__Your task__. Go through the entries below and pick out every line with "name".

— start of Material —

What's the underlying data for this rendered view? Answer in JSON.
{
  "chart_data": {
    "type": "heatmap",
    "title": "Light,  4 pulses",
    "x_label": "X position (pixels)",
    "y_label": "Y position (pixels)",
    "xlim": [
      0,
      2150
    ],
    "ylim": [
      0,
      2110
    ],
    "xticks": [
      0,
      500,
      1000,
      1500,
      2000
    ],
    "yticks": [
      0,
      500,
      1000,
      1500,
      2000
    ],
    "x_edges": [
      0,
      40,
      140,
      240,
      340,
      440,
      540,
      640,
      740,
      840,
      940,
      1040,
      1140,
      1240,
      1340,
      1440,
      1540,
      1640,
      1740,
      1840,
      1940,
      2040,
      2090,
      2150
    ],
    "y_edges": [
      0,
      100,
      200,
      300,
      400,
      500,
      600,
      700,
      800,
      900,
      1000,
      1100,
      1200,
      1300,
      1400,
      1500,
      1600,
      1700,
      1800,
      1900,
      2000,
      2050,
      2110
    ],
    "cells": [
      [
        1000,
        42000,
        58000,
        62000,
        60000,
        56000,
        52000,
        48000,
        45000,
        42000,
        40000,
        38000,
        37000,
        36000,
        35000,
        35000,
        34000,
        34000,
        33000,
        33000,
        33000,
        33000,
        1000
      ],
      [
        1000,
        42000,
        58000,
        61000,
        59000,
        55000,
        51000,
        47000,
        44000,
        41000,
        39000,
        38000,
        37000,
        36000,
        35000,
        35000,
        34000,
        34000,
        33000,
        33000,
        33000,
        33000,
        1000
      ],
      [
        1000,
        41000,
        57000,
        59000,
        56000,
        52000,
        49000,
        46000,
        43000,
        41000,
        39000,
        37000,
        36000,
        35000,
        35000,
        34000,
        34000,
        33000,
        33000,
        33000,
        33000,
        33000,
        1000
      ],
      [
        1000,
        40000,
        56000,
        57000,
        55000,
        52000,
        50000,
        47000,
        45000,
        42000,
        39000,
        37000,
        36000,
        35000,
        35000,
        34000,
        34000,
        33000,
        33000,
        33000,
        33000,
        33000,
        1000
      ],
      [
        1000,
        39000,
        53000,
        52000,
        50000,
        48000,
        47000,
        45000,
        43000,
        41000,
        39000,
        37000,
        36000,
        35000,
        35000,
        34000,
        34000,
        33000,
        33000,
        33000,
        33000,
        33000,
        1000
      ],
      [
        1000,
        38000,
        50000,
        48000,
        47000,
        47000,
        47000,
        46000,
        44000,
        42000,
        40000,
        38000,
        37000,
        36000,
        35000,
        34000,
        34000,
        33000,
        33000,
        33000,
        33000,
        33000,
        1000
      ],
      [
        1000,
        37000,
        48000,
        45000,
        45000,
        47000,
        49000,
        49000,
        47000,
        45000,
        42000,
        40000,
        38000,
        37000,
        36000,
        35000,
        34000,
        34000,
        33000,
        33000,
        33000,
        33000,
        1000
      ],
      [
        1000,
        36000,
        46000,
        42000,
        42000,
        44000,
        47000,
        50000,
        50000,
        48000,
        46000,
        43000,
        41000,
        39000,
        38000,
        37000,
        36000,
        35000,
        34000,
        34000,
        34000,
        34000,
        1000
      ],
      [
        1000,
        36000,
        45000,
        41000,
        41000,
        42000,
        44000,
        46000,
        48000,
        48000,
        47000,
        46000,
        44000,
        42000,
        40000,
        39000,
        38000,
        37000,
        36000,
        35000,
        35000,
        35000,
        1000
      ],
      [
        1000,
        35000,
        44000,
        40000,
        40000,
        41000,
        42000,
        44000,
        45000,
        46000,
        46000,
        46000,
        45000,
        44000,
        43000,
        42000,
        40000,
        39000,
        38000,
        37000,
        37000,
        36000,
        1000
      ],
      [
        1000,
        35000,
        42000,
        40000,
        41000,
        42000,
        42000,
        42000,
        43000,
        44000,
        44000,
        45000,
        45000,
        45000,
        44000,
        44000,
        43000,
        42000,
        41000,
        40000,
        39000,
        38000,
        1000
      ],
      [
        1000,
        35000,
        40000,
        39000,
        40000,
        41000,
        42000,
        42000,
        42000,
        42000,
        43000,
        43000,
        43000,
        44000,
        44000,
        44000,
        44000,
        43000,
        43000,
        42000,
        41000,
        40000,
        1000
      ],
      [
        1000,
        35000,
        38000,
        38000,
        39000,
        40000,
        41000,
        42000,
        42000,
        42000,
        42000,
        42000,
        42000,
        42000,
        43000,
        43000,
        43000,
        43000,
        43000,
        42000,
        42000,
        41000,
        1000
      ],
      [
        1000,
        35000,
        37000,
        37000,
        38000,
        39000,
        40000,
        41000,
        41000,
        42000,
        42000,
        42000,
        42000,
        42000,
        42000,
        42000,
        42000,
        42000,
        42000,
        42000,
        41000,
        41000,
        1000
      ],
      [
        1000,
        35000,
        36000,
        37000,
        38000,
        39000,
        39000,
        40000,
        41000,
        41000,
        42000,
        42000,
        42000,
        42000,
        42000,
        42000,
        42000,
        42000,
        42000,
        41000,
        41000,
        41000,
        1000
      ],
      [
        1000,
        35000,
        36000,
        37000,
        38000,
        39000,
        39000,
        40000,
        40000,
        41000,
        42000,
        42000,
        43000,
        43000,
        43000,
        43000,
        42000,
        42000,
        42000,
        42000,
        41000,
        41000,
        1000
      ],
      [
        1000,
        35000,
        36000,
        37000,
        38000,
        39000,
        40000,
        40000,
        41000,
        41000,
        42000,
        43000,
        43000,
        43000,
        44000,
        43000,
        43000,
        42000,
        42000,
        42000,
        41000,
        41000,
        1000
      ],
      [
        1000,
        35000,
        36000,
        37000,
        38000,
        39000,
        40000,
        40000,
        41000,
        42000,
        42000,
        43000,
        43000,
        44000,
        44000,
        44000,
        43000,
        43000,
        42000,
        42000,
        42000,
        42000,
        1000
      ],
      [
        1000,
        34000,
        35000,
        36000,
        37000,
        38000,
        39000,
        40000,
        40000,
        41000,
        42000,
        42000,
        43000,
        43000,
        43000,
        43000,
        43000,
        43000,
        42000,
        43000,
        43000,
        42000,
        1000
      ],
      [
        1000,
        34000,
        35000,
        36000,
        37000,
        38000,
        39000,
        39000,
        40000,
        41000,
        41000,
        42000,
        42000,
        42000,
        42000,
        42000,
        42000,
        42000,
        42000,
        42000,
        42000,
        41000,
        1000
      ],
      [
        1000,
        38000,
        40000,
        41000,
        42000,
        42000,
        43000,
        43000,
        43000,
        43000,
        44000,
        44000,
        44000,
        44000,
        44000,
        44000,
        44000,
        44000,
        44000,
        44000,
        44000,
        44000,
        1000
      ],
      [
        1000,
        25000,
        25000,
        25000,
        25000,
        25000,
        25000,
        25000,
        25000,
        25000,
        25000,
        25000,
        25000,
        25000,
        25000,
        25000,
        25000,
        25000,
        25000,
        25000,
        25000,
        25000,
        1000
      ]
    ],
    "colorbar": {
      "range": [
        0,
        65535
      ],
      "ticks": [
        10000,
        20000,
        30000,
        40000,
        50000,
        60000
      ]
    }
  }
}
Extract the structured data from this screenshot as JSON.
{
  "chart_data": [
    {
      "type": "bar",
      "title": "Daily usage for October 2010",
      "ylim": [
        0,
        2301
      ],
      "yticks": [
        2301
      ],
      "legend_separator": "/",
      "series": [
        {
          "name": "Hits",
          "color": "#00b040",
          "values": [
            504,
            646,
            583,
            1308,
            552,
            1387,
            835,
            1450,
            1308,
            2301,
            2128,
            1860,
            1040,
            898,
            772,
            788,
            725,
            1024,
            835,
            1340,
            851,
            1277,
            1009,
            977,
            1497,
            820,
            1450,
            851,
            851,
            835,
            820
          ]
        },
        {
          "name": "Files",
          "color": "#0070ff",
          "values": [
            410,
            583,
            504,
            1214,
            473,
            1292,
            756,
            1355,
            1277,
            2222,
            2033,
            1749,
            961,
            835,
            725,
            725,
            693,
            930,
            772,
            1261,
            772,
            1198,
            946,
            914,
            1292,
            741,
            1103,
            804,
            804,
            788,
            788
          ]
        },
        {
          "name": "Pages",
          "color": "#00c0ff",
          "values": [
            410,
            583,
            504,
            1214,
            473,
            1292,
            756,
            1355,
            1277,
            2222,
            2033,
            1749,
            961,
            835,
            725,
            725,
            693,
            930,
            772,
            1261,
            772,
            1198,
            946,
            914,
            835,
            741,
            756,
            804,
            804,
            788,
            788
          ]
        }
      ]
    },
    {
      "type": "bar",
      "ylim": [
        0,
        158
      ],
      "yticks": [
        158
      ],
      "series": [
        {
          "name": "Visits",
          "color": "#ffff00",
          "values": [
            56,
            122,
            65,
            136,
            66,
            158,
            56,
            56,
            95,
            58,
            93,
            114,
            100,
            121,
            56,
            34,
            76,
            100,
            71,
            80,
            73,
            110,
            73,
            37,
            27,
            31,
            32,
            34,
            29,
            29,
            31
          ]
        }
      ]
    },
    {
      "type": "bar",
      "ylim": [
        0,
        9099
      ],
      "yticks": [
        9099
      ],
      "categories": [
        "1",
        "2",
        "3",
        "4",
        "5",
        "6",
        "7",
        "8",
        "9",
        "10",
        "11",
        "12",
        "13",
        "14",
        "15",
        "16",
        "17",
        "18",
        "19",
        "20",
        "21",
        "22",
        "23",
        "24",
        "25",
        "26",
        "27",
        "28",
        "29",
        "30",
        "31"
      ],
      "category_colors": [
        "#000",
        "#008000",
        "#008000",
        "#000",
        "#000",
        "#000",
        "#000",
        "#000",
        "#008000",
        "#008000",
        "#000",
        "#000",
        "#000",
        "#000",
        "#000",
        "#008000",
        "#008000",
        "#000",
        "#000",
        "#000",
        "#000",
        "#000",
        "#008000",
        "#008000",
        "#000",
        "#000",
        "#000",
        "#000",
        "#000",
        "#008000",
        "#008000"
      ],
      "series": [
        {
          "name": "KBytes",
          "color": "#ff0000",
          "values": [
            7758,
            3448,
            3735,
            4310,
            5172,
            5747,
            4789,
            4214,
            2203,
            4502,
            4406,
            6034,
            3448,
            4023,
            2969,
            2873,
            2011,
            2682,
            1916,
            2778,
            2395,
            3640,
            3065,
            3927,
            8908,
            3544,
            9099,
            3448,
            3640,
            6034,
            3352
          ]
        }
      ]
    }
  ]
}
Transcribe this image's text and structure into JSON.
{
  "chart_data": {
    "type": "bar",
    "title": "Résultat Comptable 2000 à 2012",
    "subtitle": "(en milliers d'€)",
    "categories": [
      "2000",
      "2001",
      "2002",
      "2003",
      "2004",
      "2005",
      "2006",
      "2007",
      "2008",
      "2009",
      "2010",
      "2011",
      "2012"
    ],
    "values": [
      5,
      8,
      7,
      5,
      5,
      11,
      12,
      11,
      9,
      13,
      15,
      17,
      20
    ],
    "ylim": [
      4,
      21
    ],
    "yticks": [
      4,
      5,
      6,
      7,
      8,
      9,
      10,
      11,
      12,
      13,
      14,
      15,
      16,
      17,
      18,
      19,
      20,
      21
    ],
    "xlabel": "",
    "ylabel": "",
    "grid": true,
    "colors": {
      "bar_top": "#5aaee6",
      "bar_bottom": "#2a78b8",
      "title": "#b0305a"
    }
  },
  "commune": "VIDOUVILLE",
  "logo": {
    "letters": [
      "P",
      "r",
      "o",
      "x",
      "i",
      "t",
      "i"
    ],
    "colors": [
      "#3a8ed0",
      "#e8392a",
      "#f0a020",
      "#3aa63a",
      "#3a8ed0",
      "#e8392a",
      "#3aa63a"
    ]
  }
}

— end of Material —

__Task response__.
          "name": "Hits",
          "name": "Files",
          "name": "Pages",
          "name": "Visits",
          "name": "KBytes",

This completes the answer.